_STATED PROBLEM_
Go through the data and copy every line exactly, but not the images.

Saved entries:
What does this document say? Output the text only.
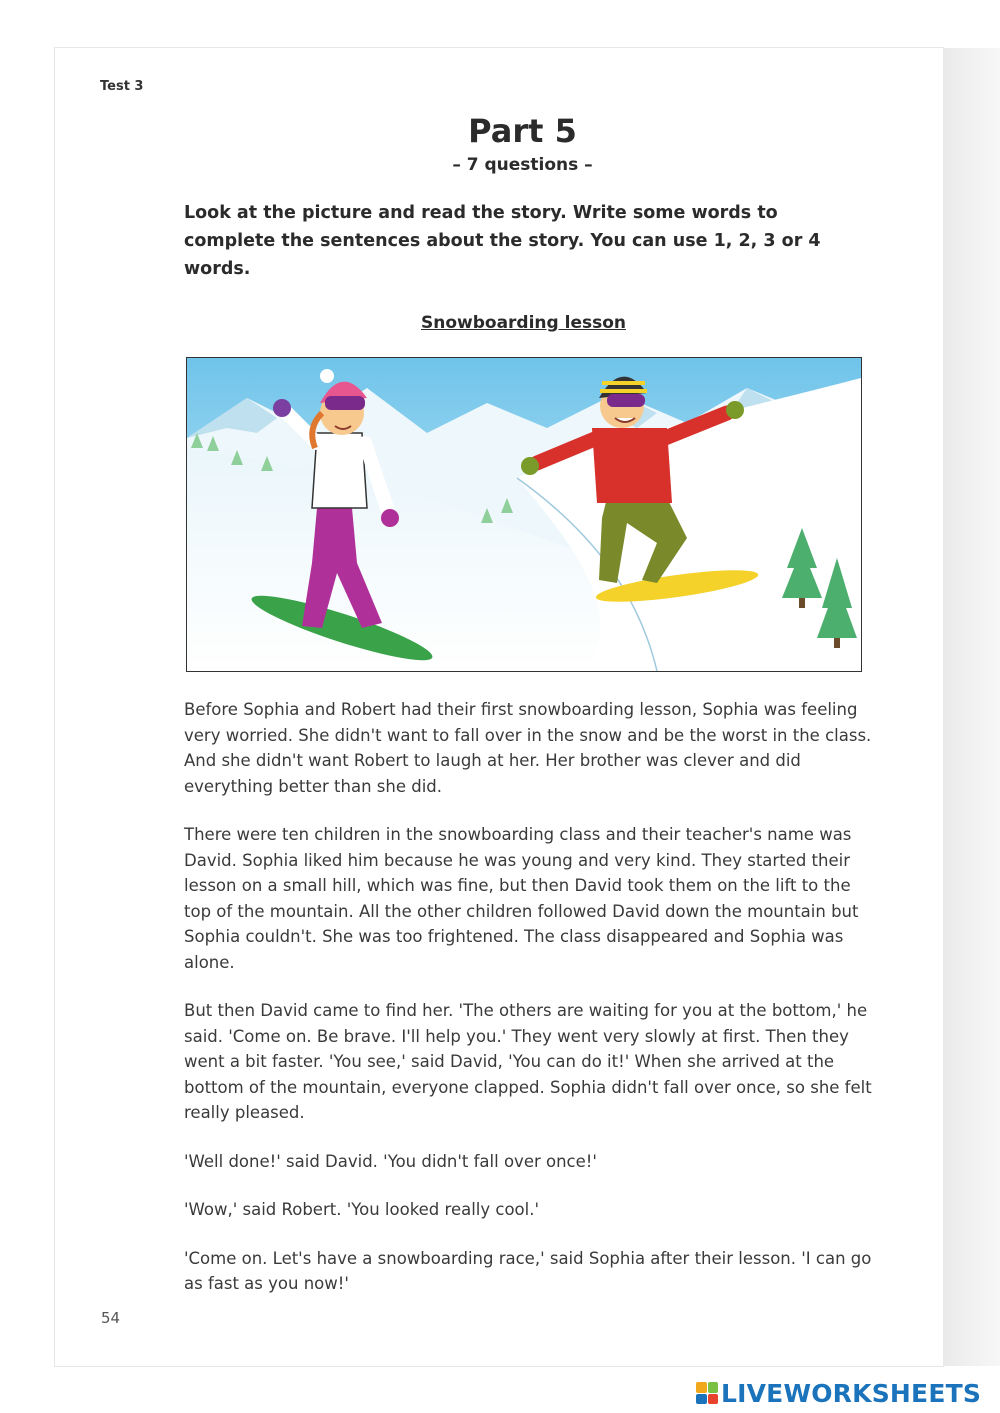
Test 3
Part 5
– 7 questions –
Look at the picture and read the story. Write some words to complete the sentences about the story. You can use 1, 2, 3 or 4 words.
Snowboarding lesson

Before Sophia and Robert had their first snowboarding lesson, Sophia was feeling very worried. She didn't want to fall over in the snow and be the worst in the class. And she didn't want Robert to laugh at her. Her brother was clever and did everything better than she did.

There were ten children in the snowboarding class and their teacher's name was David. Sophia liked him because he was young and very kind. They started their lesson on a small hill, which was fine, but then David took them on the lift to the top of the mountain. All the other children followed David down the mountain but Sophia couldn't. She was too frightened. The class disappeared and Sophia was alone.

But then David came to find her. 'The others are waiting for you at the bottom,' he said. 'Come on. Be brave. I'll help you.' They went very slowly at first. Then they went a bit faster. 'You see,' said David, 'You can do it!' When she arrived at the bottom of the mountain, everyone clapped. Sophia didn't fall over once, so she felt really pleased.

'Well done!' said David. 'You didn't fall over once!'

'Wow,' said Robert. 'You looked really cool.'

'Come on. Let's have a snowboarding race,' said Sophia after their lesson. 'I can go as fast as you now!'

54
LIVEWORKSHEETS
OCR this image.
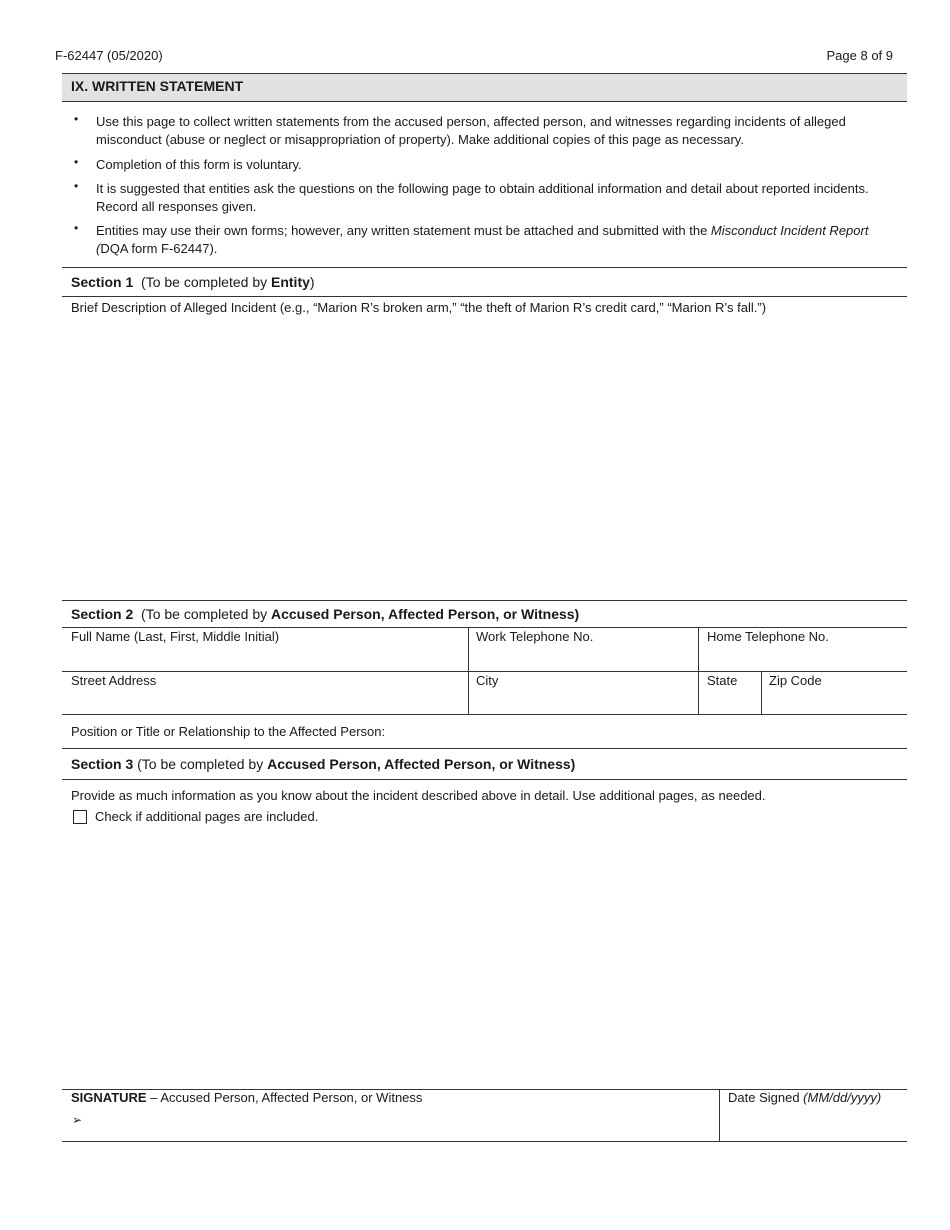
F-62447 (05/2020)	Page 8 of 9
IX. WRITTEN STATEMENT
• Use this page to collect written statements from the accused person, affected person, and witnesses regarding incidents of alleged misconduct (abuse or neglect or misappropriation of property). Make additional copies of this page as necessary.
• Completion of this form is voluntary.
• It is suggested that entities ask the questions on the following page to obtain additional information and detail about reported incidents. Record all responses given.
• Entities may use their own forms; however, any written statement must be attached and submitted with the Misconduct Incident Report (DQA form F-62447).
Section 1 (To be completed by Entity)
Brief Description of Alleged Incident (e.g., “Marion R’s broken arm,” “the theft of Marion R’s credit card,” “Marion R’s fall.”)
Section 2 (To be completed by Accused Person, Affected Person, or Witness)
Full Name (Last, First, Middle Initial)	Work Telephone No.	Home Telephone No.
Street Address	City	State Zip Code
Position or Title or Relationship to the Affected Person:
Section 3 (To be completed by Accused Person, Affected Person, or Witness)
Provide as much information as you know about the incident described above in detail. Use additional pages, as needed.
Check if additional pages are included.
SIGNATURE – Accused Person, Affected Person, or Witness
➢
Date Signed (MM/dd/yyyy)
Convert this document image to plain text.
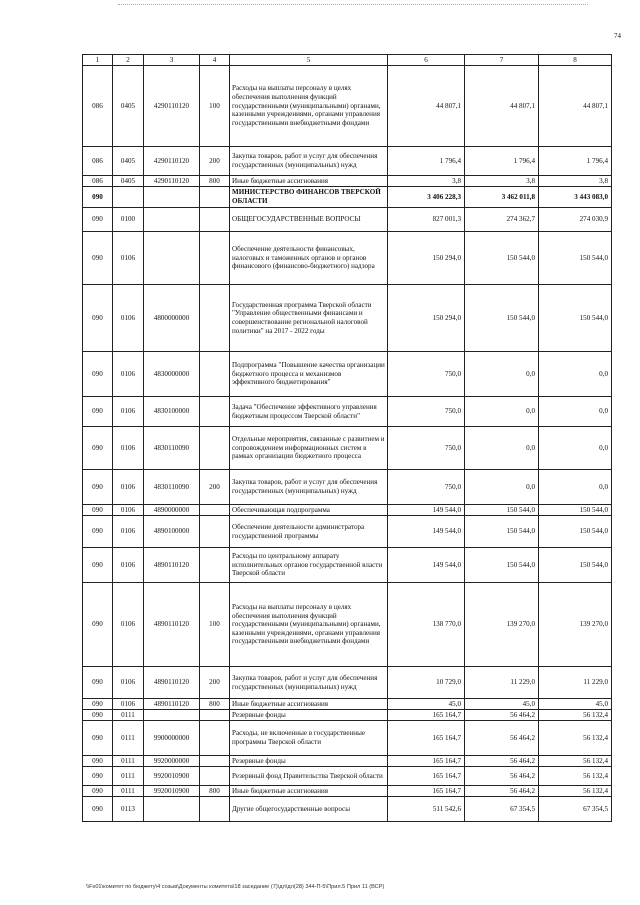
74
1	2	3	4	5	6	7	8
086	0405	4290110120	100	Расходы на выплаты персоналу в целях обеспечения выполнения функций государственными (муниципальными) органами, казенными учреждениями, органами управления государственными внебюджетными фондами	44 807,1	44 807,1	44 807,1
086	0405	4290110120	200	Закупка товаров, работ и услуг для обеспечения государственных (муниципальных) нужд	1 796,4	1 796,4	1 796,4
086	0405	4290110120	800	Иные бюджетные ассигнования	3,8	3,8	3,8
090				МИНИСТЕРСТВО ФИНАНСОВ ТВЕРСКОЙ ОБЛАСТИ	3 406 228,3	3 462 011,8	3 443 083,0
090	0100			ОБЩЕГОСУДАРСТВЕННЫЕ ВОПРОСЫ	827 001,3	274 362,7	274 030,9
090	0106			Обеспечение деятельности финансовых, налоговых и таможенных органов и органов финансового (финансово-бюджетного) надзора	150 294,0	150 544,0	150 544,0
090	0106	4800000000		Государственная программа Тверской области "Управление общественными финансами и совершенствование региональной налоговой политики" на 2017 - 2022 годы	150 294,0	150 544,0	150 544,0
090	0106	4830000000		Подпрограмма "Повышение качества организации бюджетного процесса и механизмов эффективного бюджетирования"	750,0	0,0	0,0
090	0106	4830100000		Задача "Обеспечение эффективного управления бюджетным процессом Тверской области"	750,0	0,0	0,0
090	0106	4830110090		Отдельные мероприятия, связанные с развитием и сопровождением информационных систем в рамках организации бюджетного процесса	750,0	0,0	0,0
090	0106	4830110090	200	Закупка товаров, работ и услуг для обеспечения государственных (муниципальных) нужд	750,0	0,0	0,0
090	0106	4890000000		Обеспечивающая подпрограмма	149 544,0	150 544,0	150 544,0
090	0106	4890100000		Обеспечение деятельности администратора государственной программы	149 544,0	150 544,0	150 544,0
090	0106	4890110120		Расходы по центральному аппарату исполнительных органов государственной власти Тверской области	149 544,0	150 544,0	150 544,0
090	0106	4890110120	100	Расходы на выплаты персоналу в целях обеспечения выполнения функций государственными (муниципальными) органами, казенными учреждениями, органами управления государственными внебюджетными фондами	138 770,0	139 270,0	139 270,0
090	0106	4890110120	200	Закупка товаров, работ и услуг для обеспечения государственных (муниципальных) нужд	10 729,0	11 229,0	11 229,0
090	0106	4890110120	800	Иные бюджетные ассигнования	45,0	45,0	45,0
090	0111			Резервные фонды	165 164,7	56 464,2	56 132,4
090	0111	9900000000		Расходы, не включенные в государственные программы Тверской области	165 164,7	56 464,2	56 132,4
090	0111	9920000000		Резервные фонды	165 164,7	56 464,2	56 132,4
090	0111	9920010900		Резервный фонд Правительства Тверской области	165 164,7	56 464,2	56 132,4
090	0111	9920010900	800	Иные бюджетные ассигнования	165 164,7	56 464,2	56 132,4
090	0113			Другие общегосударственные вопросы	511 542,6	67 354,5	67 354,5
\\Fs01\комитет по бюджету\4 созыв\Документы комитета\18 заседание (7)\дл\дл(28) 344-П-5\Прил.5 Прил 11 (ВСР)
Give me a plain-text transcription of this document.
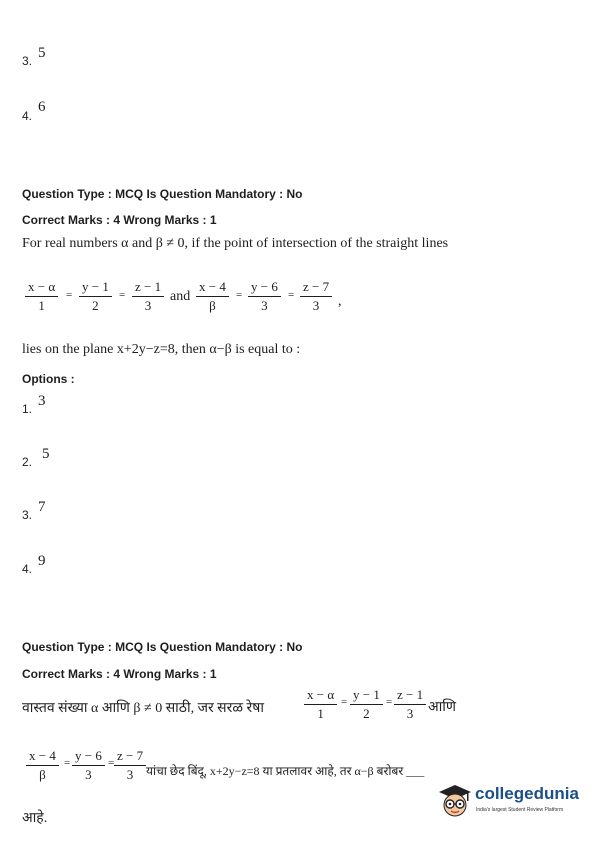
3. 5
4.
6
Question Type : MCQ Is Question Mandatory : No
Correct Marks : 4 Wrong Marks : 1
For real numbers α and β ≠ 0, if the point of intersection of the straight lines
$\frac{x - \alpha}{1} = \frac{y - 1}{2} = \frac{z - 1}{3}$ and $\frac{x - 4}{\beta} = \frac{y - 6}{3} = \frac{z - 7}{3}$ ,
lies on the plane x+2y−z=8, then α−β is equal to :
Options :
1. 3
2. 5
3. 7
4. 9
Question Type : MCQ Is Question Mandatory : No
Correct Marks : 4 Wrong Marks : 1
वास्तव संख्या α आणि β ≠ 0 साठी, जर सरळ रेषा	$\frac{x - \alpha}{1} = \frac{y - 1}{2} = \frac{z - 1}{3}$ आणि
$\frac{x - 4}{\beta} = \frac{y - 6}{3} = \frac{z - 7}{3}$ यांचा छेद बिंदू, x+2y−z=8 या प्रतलावर आहे, तर α−β बरोबर ___
आहे.
collegedunia
India's largest Student Review Platform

_RESULT FOR THIS TASK_
What does this document say? Output the text only.
Test 3
Part 5
– 7 questions –
Look at the picture and read the story. Write some words to complete the sentences about the story. You can use 1, 2, 3 or 4 words.
Snowboarding lesson

Before Sophia and Robert had their first snowboarding lesson, Sophia was feeling very worried. She didn't want to fall over in the snow and be the worst in the class. And she didn't want Robert to laugh at her. Her brother was clever and did everything better than she did.

There were ten children in the snowboarding class and their teacher's name was David. Sophia liked him because he was young and very kind. They started their lesson on a small hill, which was fine, but then David took them on the lift to the top of the mountain. All the other children followed David down the mountain but Sophia couldn't. She was too frightened. The class disappeared and Sophia was alone.

But then David came to find her. 'The others are waiting for you at the bottom,' he said. 'Come on. Be brave. I'll help you.' They went very slowly at first. Then they went a bit faster. 'You see,' said David, 'You can do it!' When she arrived at the bottom of the mountain, everyone clapped. Sophia didn't fall over once, so she felt really pleased.

'Well done!' said David. 'You didn't fall over once!'

'Wow,' said Robert. 'You looked really cool.'

'Come on. Let's have a snowboarding race,' said Sophia after their lesson. 'I can go as fast as you now!'

54
LIVEWORKSHEETS
OCR this image.
F-62447 (05/2020)	Page 8 of 9
IX. WRITTEN STATEMENT
• Use this page to collect written statements from the accused person, affected person, and witnesses regarding incidents of alleged misconduct (abuse or neglect or misappropriation of property). Make additional copies of this page as necessary.
• Completion of this form is voluntary.
• It is suggested that entities ask the questions on the following page to obtain additional information and detail about reported incidents. Record all responses given.
• Entities may use their own forms; however, any written statement must be attached and submitted with the Misconduct Incident Report (DQA form F-62447).
Section 1 (To be completed by Entity)
Brief Description of Alleged Incident (e.g., “Marion R’s broken arm,” “the theft of Marion R’s credit card,” “Marion R’s fall.”)
Section 2 (To be completed by Accused Person, Affected Person, or Witness)
Full Name (Last, First, Middle Initial)	Work Telephone No.	Home Telephone No.
Street Address	City	State Zip Code
Position or Title or Relationship to the Affected Person:
Section 3 (To be completed by Accused Person, Affected Person, or Witness)
Provide as much information as you know about the incident described above in detail. Use additional pages, as needed.
Check if additional pages are included.
SIGNATURE – Accused Person, Affected Person, or Witness
➢
Date Signed (MM/dd/yyyy)
Convert this document image to plain text.
74
1	2	3	4	5	6	7	8
086	0405	4290110120	100	Расходы на выплаты персоналу в целях обеспечения выполнения функций государственными (муниципальными) органами, казенными учреждениями, органами управления государственными внебюджетными фондами	44 807,1	44 807,1	44 807,1
086	0405	4290110120	200	Закупка товаров, работ и услуг для обеспечения государственных (муниципальных) нужд	1 796,4	1 796,4	1 796,4
086	0405	4290110120	800	Иные бюджетные ассигнования	3,8	3,8	3,8
090				МИНИСТЕРСТВО ФИНАНСОВ ТВЕРСКОЙ ОБЛАСТИ	3 406 228,3	3 462 011,8	3 443 083,0
090	0100			ОБЩЕГОСУДАРСТВЕННЫЕ ВОПРОСЫ	827 001,3	274 362,7	274 030,9
090	0106			Обеспечение деятельности финансовых, налоговых и таможенных органов и органов финансового (финансово-бюджетного) надзора	150 294,0	150 544,0	150 544,0
090	0106	4800000000		Государственная программа Тверской области "Управление общественными финансами и совершенствование региональной налоговой политики" на 2017 - 2022 годы	150 294,0	150 544,0	150 544,0
090	0106	4830000000		Подпрограмма "Повышение качества организации бюджетного процесса и механизмов эффективного бюджетирования"	750,0	0,0	0,0
090	0106	4830100000		Задача "Обеспечение эффективного управления бюджетным процессом Тверской области"	750,0	0,0	0,0
090	0106	4830110090		Отдельные мероприятия, связанные с развитием и сопровождением информационных систем в рамках организации бюджетного процесса	750,0	0,0	0,0
090	0106	4830110090	200	Закупка товаров, работ и услуг для обеспечения государственных (муниципальных) нужд	750,0	0,0	0,0
090	0106	4890000000		Обеспечивающая подпрограмма	149 544,0	150 544,0	150 544,0
090	0106	4890100000		Обеспечение деятельности администратора государственной программы	149 544,0	150 544,0	150 544,0
090	0106	4890110120		Расходы по центральному аппарату исполнительных органов государственной власти Тверской области	149 544,0	150 544,0	150 544,0
090	0106	4890110120	100	Расходы на выплаты персоналу в целях обеспечения выполнения функций государственными (муниципальными) органами, казенными учреждениями, органами управления государственными внебюджетными фондами	138 770,0	139 270,0	139 270,0
090	0106	4890110120	200	Закупка товаров, работ и услуг для обеспечения государственных (муниципальных) нужд	10 729,0	11 229,0	11 229,0
090	0106	4890110120	800	Иные бюджетные ассигнования	45,0	45,0	45,0
090	0111			Резервные фонды	165 164,7	56 464,2	56 132,4
090	0111	9900000000		Расходы, не включенные в государственные программы Тверской области	165 164,7	56 464,2	56 132,4
090	0111	9920000000		Резервные фонды	165 164,7	56 464,2	56 132,4
090	0111	9920010900		Резервный фонд Правительства Тверской области	165 164,7	56 464,2	56 132,4
090	0111	9920010900	800	Иные бюджетные ассигнования	165 164,7	56 464,2	56 132,4
090	0113			Другие общегосударственные вопросы	511 542,6	67 354,5	67 354,5
\\Fs01\комитет по бюджету\4 созыв\Документы комитета\18 заседание (7)\дл\дл(28) 344-П-5\Прил.5 Прил 11 (ВСР)
Give me a plain-text transcription of this document.
3. 5
4.
6
Question Type : MCQ Is Question Mandatory : No
Correct Marks : 4 Wrong Marks : 1
For real numbers α and β ≠ 0, if the point of intersection of the straight lines
$\frac{x - \alpha}{1} = \frac{y - 1}{2} = \frac{z - 1}{3}$ and $\frac{x - 4}{\beta} = \frac{y - 6}{3} = \frac{z - 7}{3}$ ,
lies on the plane x+2y−z=8, then α−β is equal to :
Options :
1. 3
2. 5
3. 7
4. 9
Question Type : MCQ Is Question Mandatory : No
Correct Marks : 4 Wrong Marks : 1
वास्तव संख्या α आणि β ≠ 0 साठी, जर सरळ रेषा	$\frac{x - \alpha}{1} = \frac{y - 1}{2} = \frac{z - 1}{3}$ आणि
$\frac{x - 4}{\beta} = \frac{y - 6}{3} = \frac{z - 7}{3}$ यांचा छेद बिंदू, x+2y−z=8 या प्रतलावर आहे, तर α−β बरोबर ___
आहे.
collegedunia
India's largest Student Review Platform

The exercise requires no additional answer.